* _Exercise description_: Your task is to repeat all of the material exactly.

* _Provided entries_:
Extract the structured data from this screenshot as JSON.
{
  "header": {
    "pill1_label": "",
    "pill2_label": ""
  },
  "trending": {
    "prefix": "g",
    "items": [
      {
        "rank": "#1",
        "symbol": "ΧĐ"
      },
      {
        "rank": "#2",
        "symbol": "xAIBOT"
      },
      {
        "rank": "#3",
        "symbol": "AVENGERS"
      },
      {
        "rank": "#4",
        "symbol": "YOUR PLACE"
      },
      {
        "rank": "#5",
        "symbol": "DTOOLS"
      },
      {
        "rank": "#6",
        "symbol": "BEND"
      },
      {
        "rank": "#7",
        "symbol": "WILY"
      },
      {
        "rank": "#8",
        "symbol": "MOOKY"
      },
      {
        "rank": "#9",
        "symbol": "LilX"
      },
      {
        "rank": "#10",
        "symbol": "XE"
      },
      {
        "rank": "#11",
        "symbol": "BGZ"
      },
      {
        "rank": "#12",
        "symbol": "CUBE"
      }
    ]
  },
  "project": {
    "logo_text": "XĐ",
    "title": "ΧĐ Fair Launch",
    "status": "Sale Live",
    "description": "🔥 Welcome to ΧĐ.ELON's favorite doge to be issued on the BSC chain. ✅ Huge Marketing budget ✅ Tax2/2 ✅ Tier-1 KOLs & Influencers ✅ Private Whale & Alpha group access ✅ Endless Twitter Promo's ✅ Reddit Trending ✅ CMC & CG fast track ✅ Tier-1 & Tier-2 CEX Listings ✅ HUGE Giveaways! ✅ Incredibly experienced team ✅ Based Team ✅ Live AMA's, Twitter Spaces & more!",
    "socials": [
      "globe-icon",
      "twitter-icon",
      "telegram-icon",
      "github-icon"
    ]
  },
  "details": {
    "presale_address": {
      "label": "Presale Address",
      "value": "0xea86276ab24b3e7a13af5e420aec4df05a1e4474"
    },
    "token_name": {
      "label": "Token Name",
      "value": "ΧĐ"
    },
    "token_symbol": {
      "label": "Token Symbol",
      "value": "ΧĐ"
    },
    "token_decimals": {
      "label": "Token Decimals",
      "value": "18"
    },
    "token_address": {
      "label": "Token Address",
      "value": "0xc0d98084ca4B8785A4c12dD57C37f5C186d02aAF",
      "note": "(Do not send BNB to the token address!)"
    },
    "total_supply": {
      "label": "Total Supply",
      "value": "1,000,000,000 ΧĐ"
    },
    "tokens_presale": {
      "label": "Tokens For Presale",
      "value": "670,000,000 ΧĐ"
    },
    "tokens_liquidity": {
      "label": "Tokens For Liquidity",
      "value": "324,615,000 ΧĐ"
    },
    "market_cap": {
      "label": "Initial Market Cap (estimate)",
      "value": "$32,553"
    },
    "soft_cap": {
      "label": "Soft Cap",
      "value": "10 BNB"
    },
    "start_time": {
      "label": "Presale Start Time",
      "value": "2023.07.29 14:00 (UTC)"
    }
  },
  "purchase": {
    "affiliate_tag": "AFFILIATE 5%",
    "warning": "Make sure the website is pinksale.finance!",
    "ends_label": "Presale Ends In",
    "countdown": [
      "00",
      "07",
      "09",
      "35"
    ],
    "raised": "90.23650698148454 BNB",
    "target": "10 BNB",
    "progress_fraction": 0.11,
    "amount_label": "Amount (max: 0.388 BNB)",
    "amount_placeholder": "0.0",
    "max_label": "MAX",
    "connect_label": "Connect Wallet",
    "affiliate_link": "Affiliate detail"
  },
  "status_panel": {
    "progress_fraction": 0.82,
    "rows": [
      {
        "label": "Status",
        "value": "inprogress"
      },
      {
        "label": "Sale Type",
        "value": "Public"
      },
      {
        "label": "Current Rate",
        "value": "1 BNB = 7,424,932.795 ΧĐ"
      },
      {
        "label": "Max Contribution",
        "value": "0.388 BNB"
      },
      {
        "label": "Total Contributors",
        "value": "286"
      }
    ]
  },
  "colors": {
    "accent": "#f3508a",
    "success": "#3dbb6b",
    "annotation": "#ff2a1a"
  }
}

* _Solved exercise_:
Extract the structured data from this screenshot as JSON.
{
  "header": {
    "pill1_label": "",
    "pill2_label": ""
  },
  "trending": {
    "prefix": "g",
    "items": [
      {
        "rank": "#1",
        "symbol": "ΧĐ"
      },
      {
        "rank": "#2",
        "symbol": "xAIBOT"
      },
      {
        "rank": "#3",
        "symbol": "AVENGERS"
      },
      {
        "rank": "#4",
        "symbol": "YOUR PLACE"
      },
      {
        "rank": "#5",
        "symbol": "DTOOLS"
      },
      {
        "rank": "#6",
        "symbol": "BEND"
      },
      {
        "rank": "#7",
        "symbol": "WILY"
      },
      {
        "rank": "#8",
        "symbol": "MOOKY"
      },
      {
        "rank": "#9",
        "symbol": "LilX"
      },
      {
        "rank": "#10",
        "symbol": "XE"
      },
      {
        "rank": "#11",
        "symbol": "BGZ"
      },
      {
        "rank": "#12",
        "symbol": "CUBE"
      }
    ]
  },
  "project": {
    "logo_text": "XĐ",
    "title": "ΧĐ Fair Launch",
    "status": "Sale Live",
    "description": "🔥 Welcome to ΧĐ.ELON's favorite doge to be issued on the BSC chain. ✅ Huge Marketing budget ✅ Tax2/2 ✅ Tier-1 KOLs & Influencers ✅ Private Whale & Alpha group access ✅ Endless Twitter Promo's ✅ Reddit Trending ✅ CMC & CG fast track ✅ Tier-1 & Tier-2 CEX Listings ✅ HUGE Giveaways! ✅ Incredibly experienced team ✅ Based Team ✅ Live AMA's, Twitter Spaces & more!",
    "socials": [
      "globe-icon",
      "twitter-icon",
      "telegram-icon",
      "github-icon"
    ]
  },
  "details": {
    "presale_address": {
      "label": "Presale Address",
      "value": "0xea86276ab24b3e7a13af5e420aec4df05a1e4474"
    },
    "token_name": {
      "label": "Token Name",
      "value": "ΧĐ"
    },
    "token_symbol": {
      "label": "Token Symbol",
      "value": "ΧĐ"
    },
    "token_decimals": {
      "label": "Token Decimals",
      "value": "18"
    },
    "token_address": {
      "label": "Token Address",
      "value": "0xc0d98084ca4B8785A4c12dD57C37f5C186d02aAF",
      "note": "(Do not send BNB to the token address!)"
    },
    "total_supply": {
      "label": "Total Supply",
      "value": "1,000,000,000 ΧĐ"
    },
    "tokens_presale": {
      "label": "Tokens For Presale",
      "value": "670,000,000 ΧĐ"
    },
    "tokens_liquidity": {
      "label": "Tokens For Liquidity",
      "value": "324,615,000 ΧĐ"
    },
    "market_cap": {
      "label": "Initial Market Cap (estimate)",
      "value": "$32,553"
    },
    "soft_cap": {
      "label": "Soft Cap",
      "value": "10 BNB"
    },
    "start_time": {
      "label": "Presale Start Time",
      "value": "2023.07.29 14:00 (UTC)"
    }
  },
  "purchase": {
    "affiliate_tag": "AFFILIATE 5%",
    "warning": "Make sure the website is pinksale.finance!",
    "ends_label": "Presale Ends In",
    "countdown": [
      "00",
      "07",
      "09",
      "35"
    ],
    "raised": "90.23650698148454 BNB",
    "target": "10 BNB",
    "progress_fraction": 0.11,
    "amount_label": "Amount (max: 0.388 BNB)",
    "amount_placeholder": "0.0",
    "max_label": "MAX",
    "connect_label": "Connect Wallet",
    "affiliate_link": "Affiliate detail"
  },
  "status_panel": {
    "progress_fraction": 0.82,
    "rows": [
      {
        "label": "Status",
        "value": "inprogress"
      },
      {
        "label": "Sale Type",
        "value": "Public"
      },
      {
        "label": "Current Rate",
        "value": "1 BNB = 7,424,932.795 ΧĐ"
      },
      {
        "label": "Max Contribution",
        "value": "0.388 BNB"
      },
      {
        "label": "Total Contributors",
        "value": "286"
      }
    ]
  },
  "colors": {
    "accent": "#f3508a",
    "success": "#3dbb6b",
    "annotation": "#ff2a1a"
  }
}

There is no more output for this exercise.